Aim:
Restate each entry word for word, leaving nothing out.
[Begin]
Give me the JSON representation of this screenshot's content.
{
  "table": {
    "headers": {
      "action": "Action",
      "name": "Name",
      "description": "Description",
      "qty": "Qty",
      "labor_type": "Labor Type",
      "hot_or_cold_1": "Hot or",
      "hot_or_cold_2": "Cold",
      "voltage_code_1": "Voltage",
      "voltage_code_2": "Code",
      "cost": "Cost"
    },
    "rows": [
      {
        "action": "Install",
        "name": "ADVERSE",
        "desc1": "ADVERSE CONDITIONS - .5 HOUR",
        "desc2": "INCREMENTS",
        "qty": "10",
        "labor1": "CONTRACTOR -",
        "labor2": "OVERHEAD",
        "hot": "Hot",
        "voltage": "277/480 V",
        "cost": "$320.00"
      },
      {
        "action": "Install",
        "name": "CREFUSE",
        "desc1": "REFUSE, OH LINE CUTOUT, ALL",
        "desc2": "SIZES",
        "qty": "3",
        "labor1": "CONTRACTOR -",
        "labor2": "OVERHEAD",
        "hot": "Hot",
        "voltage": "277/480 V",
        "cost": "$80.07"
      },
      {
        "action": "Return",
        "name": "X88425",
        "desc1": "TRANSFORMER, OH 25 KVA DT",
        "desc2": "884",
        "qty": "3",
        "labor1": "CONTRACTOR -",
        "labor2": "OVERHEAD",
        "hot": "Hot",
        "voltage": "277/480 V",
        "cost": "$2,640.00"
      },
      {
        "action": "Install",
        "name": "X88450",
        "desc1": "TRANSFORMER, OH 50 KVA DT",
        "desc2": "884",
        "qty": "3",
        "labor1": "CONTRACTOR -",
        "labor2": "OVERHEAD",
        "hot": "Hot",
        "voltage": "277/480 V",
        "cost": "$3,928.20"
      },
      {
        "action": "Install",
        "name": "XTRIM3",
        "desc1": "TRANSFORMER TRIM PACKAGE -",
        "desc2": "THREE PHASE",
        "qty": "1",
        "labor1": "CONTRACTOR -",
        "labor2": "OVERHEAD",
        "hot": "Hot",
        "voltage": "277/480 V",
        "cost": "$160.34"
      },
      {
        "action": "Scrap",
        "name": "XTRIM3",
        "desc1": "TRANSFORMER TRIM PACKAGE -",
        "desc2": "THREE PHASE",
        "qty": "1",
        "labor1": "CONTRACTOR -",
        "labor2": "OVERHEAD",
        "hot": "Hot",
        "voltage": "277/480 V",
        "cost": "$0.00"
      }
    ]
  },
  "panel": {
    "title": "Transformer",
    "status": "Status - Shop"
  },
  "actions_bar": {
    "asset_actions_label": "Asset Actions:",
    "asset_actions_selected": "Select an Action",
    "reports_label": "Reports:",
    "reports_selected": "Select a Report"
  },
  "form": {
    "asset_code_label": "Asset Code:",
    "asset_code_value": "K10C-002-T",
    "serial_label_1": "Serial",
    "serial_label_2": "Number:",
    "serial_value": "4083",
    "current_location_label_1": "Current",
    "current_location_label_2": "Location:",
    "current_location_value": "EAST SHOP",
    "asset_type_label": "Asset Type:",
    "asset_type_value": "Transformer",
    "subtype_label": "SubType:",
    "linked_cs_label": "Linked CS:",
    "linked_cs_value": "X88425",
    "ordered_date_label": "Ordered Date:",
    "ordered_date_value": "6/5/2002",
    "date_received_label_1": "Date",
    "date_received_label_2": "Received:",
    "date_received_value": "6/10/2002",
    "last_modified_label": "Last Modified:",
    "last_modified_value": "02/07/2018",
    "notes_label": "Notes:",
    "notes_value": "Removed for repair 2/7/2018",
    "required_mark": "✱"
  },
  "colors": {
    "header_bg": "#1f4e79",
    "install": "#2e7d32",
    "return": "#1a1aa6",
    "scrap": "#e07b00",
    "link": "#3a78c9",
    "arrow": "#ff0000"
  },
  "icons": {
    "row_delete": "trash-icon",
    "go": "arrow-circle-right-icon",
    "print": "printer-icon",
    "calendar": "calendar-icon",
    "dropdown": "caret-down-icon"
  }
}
[End]
Exercise result:
Give me the JSON representation of this screenshot's content.
{
  "table": {
    "headers": {
      "action": "Action",
      "name": "Name",
      "description": "Description",
      "qty": "Qty",
      "labor_type": "Labor Type",
      "hot_or_cold_1": "Hot or",
      "hot_or_cold_2": "Cold",
      "voltage_code_1": "Voltage",
      "voltage_code_2": "Code",
      "cost": "Cost"
    },
    "rows": [
      {
        "action": "Install",
        "name": "ADVERSE",
        "desc1": "ADVERSE CONDITIONS - .5 HOUR",
        "desc2": "INCREMENTS",
        "qty": "10",
        "labor1": "CONTRACTOR -",
        "labor2": "OVERHEAD",
        "hot": "Hot",
        "voltage": "277/480 V",
        "cost": "$320.00"
      },
      {
        "action": "Install",
        "name": "CREFUSE",
        "desc1": "REFUSE, OH LINE CUTOUT, ALL",
        "desc2": "SIZES",
        "qty": "3",
        "labor1": "CONTRACTOR -",
        "labor2": "OVERHEAD",
        "hot": "Hot",
        "voltage": "277/480 V",
        "cost": "$80.07"
      },
      {
        "action": "Return",
        "name": "X88425",
        "desc1": "TRANSFORMER, OH 25 KVA DT",
        "desc2": "884",
        "qty": "3",
        "labor1": "CONTRACTOR -",
        "labor2": "OVERHEAD",
        "hot": "Hot",
        "voltage": "277/480 V",
        "cost": "$2,640.00"
      },
      {
        "action": "Install",
        "name": "X88450",
        "desc1": "TRANSFORMER, OH 50 KVA DT",
        "desc2": "884",
        "qty": "3",
        "labor1": "CONTRACTOR -",
        "labor2": "OVERHEAD",
        "hot": "Hot",
        "voltage": "277/480 V",
        "cost": "$3,928.20"
      },
      {
        "action": "Install",
        "name": "XTRIM3",
        "desc1": "TRANSFORMER TRIM PACKAGE -",
        "desc2": "THREE PHASE",
        "qty": "1",
        "labor1": "CONTRACTOR -",
        "labor2": "OVERHEAD",
        "hot": "Hot",
        "voltage": "277/480 V",
        "cost": "$160.34"
      },
      {
        "action": "Scrap",
        "name": "XTRIM3",
        "desc1": "TRANSFORMER TRIM PACKAGE -",
        "desc2": "THREE PHASE",
        "qty": "1",
        "labor1": "CONTRACTOR -",
        "labor2": "OVERHEAD",
        "hot": "Hot",
        "voltage": "277/480 V",
        "cost": "$0.00"
      }
    ]
  },
  "panel": {
    "title": "Transformer",
    "status": "Status - Shop"
  },
  "actions_bar": {
    "asset_actions_label": "Asset Actions:",
    "asset_actions_selected": "Select an Action",
    "reports_label": "Reports:",
    "reports_selected": "Select a Report"
  },
  "form": {
    "asset_code_label": "Asset Code:",
    "asset_code_value": "K10C-002-T",
    "serial_label_1": "Serial",
    "serial_label_2": "Number:",
    "serial_value": "4083",
    "current_location_label_1": "Current",
    "current_location_label_2": "Location:",
    "current_location_value": "EAST SHOP",
    "asset_type_label": "Asset Type:",
    "asset_type_value": "Transformer",
    "subtype_label": "SubType:",
    "linked_cs_label": "Linked CS:",
    "linked_cs_value": "X88425",
    "ordered_date_label": "Ordered Date:",
    "ordered_date_value": "6/5/2002",
    "date_received_label_1": "Date",
    "date_received_label_2": "Received:",
    "date_received_value": "6/10/2002",
    "last_modified_label": "Last Modified:",
    "last_modified_value": "02/07/2018",
    "notes_label": "Notes:",
    "notes_value": "Removed for repair 2/7/2018",
    "required_mark": "✱"
  },
  "colors": {
    "header_bg": "#1f4e79",
    "install": "#2e7d32",
    "return": "#1a1aa6",
    "scrap": "#e07b00",
    "link": "#3a78c9",
    "arrow": "#ff0000"
  },
  "icons": {
    "row_delete": "trash-icon",
    "go": "arrow-circle-right-icon",
    "print": "printer-icon",
    "calendar": "calendar-icon",
    "dropdown": "caret-down-icon"
  }
}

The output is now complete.